▶ [The tasks]
• a. In the passage on Colorado's trapping ban, repeat the stretch from "Soon afterward, Angell" through "was long overdue." word for word.
• b. According to the passage on Colorado's trapping ban, which fur-bearing species could still be legally trapped under the rules the wildlife commission enacted in July 1995? Name all of them.

▶ [Passage]
Soon afterward, Angell found himself near Guanella Pass, on the backside of Mt. Evans. There, he says, he noticed that trappers had reduced the beaver population in the stream alongside the road. So he also asked the DOW to consider banning trapping as well as goat hunting.
It wasn't the first time Angell had petitioned the wildlife division to protect animals. He had aggressively supported Amendment 10, the 1992 initiative that outlawed the state's spring bear hunt. The success of that measure had convinced him that voters were ready for more restrictions on the way Colorado's wildlife was managed. Angell thought a trapping ban was a reasonable request, and one that was long overdue.
"Until I got into this, I wasn't even aware that some types of traps were still used," he says today. "Trapping is an indiscriminate, inhumane way of killing animals. If you don't believe me, come over and I'll show you some videotapes."
Coincidentally, the wildlife division was already in the process of reconsidering its trapping rules. After a year's worth of public meetings and debate, in July 1995 the agency settled on a series of half-step reforms. Leaning heavily on a survey taken primarily among Front Range residents that showed most people wouldn't miss trapping, the wildlife commission (whose governor-appointed members oversee the DOW and make policy) enacted a new set of laws that it hoped would promote kinder, gentler trapping. It required padded-jaw traps and restraining snares -- snares that hold but do not choke and kill animals. In addition, the commissioners reduced the type of animals that could be legally trapped, from eighteen fur-bearing species to eight (the red fox, raccoon, badger, coyote, striped skunk, muskrat, beaver and bobcat).
Angell was unimpressed, and upon learning that the wildlife division would not be banning trapping outright, he decided that he would do it himself. He contacted his old friends from the Amendment 10 fight -- they still had a mailing list -- and he and his wife, Elisa, a retired librarian, formed Colorado People Allied With Wildlife (PAWW) to take the issue directly to the voters. (The couple first called their group Coloradans Against Trapping and Snaring, but, Angell recalls, "too many people thought we were fighting for cats.")
The group began meeting in living rooms, signing up volunteers and collecting money. Angell's collection of grisly videos began appearing in heartbreaking television spots. By the time PAWW was finished, a cadre of 100 core volunteers had collected 102,000 signatures -- nearly double the number required to put the issue before voters -- and a quarter of a million dollars, much of it contributed by the Angells themselves. "Amendment 14 ruled our lives for a year and a half," Angell says.

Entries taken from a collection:
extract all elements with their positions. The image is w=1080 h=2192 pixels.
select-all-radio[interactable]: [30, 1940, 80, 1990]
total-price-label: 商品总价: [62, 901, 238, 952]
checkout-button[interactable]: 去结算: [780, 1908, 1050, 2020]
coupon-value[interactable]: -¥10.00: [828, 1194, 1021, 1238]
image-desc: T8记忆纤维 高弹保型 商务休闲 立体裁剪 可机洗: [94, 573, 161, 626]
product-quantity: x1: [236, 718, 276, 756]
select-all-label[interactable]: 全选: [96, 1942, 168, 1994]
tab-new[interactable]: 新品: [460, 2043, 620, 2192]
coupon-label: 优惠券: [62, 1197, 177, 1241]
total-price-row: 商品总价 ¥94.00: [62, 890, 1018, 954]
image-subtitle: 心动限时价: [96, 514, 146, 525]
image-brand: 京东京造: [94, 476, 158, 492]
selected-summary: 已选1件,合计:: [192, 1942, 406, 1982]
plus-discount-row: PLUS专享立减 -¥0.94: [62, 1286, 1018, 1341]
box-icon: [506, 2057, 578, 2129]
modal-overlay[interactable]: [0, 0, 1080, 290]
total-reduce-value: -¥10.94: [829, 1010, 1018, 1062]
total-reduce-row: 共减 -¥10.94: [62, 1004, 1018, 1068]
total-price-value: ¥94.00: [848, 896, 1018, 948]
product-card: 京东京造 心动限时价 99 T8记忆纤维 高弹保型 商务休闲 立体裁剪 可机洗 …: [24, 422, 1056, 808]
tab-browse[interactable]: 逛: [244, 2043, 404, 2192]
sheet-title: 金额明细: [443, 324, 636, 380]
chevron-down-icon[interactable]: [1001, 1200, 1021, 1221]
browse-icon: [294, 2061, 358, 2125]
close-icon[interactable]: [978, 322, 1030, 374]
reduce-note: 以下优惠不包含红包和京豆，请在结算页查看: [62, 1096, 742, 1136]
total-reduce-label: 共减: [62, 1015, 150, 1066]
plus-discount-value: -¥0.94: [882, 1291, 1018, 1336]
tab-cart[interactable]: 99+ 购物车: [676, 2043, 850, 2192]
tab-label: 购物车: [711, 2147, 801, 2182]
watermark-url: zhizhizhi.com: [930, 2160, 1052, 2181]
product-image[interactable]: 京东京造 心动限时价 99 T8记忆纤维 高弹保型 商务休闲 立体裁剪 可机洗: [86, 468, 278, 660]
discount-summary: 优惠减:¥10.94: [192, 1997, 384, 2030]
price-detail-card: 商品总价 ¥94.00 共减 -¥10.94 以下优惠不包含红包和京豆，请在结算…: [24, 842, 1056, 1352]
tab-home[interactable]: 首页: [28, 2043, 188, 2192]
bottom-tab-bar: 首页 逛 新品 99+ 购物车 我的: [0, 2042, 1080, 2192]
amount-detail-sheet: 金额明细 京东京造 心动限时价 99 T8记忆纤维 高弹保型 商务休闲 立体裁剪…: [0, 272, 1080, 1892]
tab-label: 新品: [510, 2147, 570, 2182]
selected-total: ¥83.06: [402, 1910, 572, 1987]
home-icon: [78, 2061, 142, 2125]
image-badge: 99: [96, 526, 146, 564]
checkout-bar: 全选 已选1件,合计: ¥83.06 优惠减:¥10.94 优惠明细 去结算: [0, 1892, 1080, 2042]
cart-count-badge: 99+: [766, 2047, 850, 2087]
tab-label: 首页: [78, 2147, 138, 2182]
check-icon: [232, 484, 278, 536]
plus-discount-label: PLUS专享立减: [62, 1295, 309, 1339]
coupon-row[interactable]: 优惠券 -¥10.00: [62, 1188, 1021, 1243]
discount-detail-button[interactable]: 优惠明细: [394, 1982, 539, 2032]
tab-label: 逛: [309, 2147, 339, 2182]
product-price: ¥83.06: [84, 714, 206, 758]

▶ [Solutions to each task]
• a.
Soon afterward, Angell found himself near Guanella Pass, on the backside of Mt. Evans. There, he says, he noticed that trappers had reduced the beaver population in the stream alongside the road. So he also asked the DOW to consider banning trapping as well as goat hunting.
It wasn't the first time Angell had petitioned the wildlife division to protect animals. He had aggressively supported Amendment 10, the 1992 initiative that outlawed the state's spring bear hunt. The success of that measure had convinced him that voters were ready for more restrictions on the way Colorado's wildlife was managed. Angell thought a trapping ban was a reasonable request, and one that was long overdue.

• b. red fox, raccoon, badger, coyote, striped skunk, muskrat, beaver, bobcat